--- TASK INPUTS ---
=-=-=-=-=

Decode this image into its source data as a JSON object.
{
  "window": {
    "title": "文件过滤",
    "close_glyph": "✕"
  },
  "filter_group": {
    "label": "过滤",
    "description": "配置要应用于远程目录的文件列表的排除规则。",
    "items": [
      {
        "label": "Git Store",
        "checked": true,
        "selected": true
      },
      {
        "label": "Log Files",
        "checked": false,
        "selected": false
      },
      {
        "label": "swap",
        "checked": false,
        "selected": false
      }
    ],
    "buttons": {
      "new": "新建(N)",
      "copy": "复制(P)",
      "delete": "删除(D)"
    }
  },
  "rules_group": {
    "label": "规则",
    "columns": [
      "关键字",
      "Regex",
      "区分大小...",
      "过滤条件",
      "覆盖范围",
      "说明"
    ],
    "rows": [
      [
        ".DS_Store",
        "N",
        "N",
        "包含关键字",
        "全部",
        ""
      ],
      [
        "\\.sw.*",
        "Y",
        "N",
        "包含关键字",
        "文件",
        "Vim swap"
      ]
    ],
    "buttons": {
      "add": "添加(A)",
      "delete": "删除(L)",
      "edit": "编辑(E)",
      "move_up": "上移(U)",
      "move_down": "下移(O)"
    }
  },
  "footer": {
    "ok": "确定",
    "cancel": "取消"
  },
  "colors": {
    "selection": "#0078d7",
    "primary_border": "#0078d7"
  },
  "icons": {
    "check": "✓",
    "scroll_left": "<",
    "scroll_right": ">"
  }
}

=-=-=-=-=

--- WHAT THIS TASK INVOLVES ---
Provide all the records again, word for word.

--- SOLUTION TO THE PROBLEM ---
Decode this image into its source data as a JSON object.
{
  "window": {
    "title": "文件过滤",
    "close_glyph": "✕"
  },
  "filter_group": {
    "label": "过滤",
    "description": "配置要应用于远程目录的文件列表的排除规则。",
    "items": [
      {
        "label": "Git Store",
        "checked": true,
        "selected": true
      },
      {
        "label": "Log Files",
        "checked": false,
        "selected": false
      },
      {
        "label": "swap",
        "checked": false,
        "selected": false
      }
    ],
    "buttons": {
      "new": "新建(N)",
      "copy": "复制(P)",
      "delete": "删除(D)"
    }
  },
  "rules_group": {
    "label": "规则",
    "columns": [
      "关键字",
      "Regex",
      "区分大小...",
      "过滤条件",
      "覆盖范围",
      "说明"
    ],
    "rows": [
      [
        ".DS_Store",
        "N",
        "N",
        "包含关键字",
        "全部",
        ""
      ],
      [
        "\\.sw.*",
        "Y",
        "N",
        "包含关键字",
        "文件",
        "Vim swap"
      ]
    ],
    "buttons": {
      "add": "添加(A)",
      "delete": "删除(L)",
      "edit": "编辑(E)",
      "move_up": "上移(U)",
      "move_down": "下移(O)"
    }
  },
  "footer": {
    "ok": "确定",
    "cancel": "取消"
  },
  "colors": {
    "selection": "#0078d7",
    "primary_border": "#0078d7"
  },
  "icons": {
    "check": "✓",
    "scroll_left": "<",
    "scroll_right": ">"
  }
}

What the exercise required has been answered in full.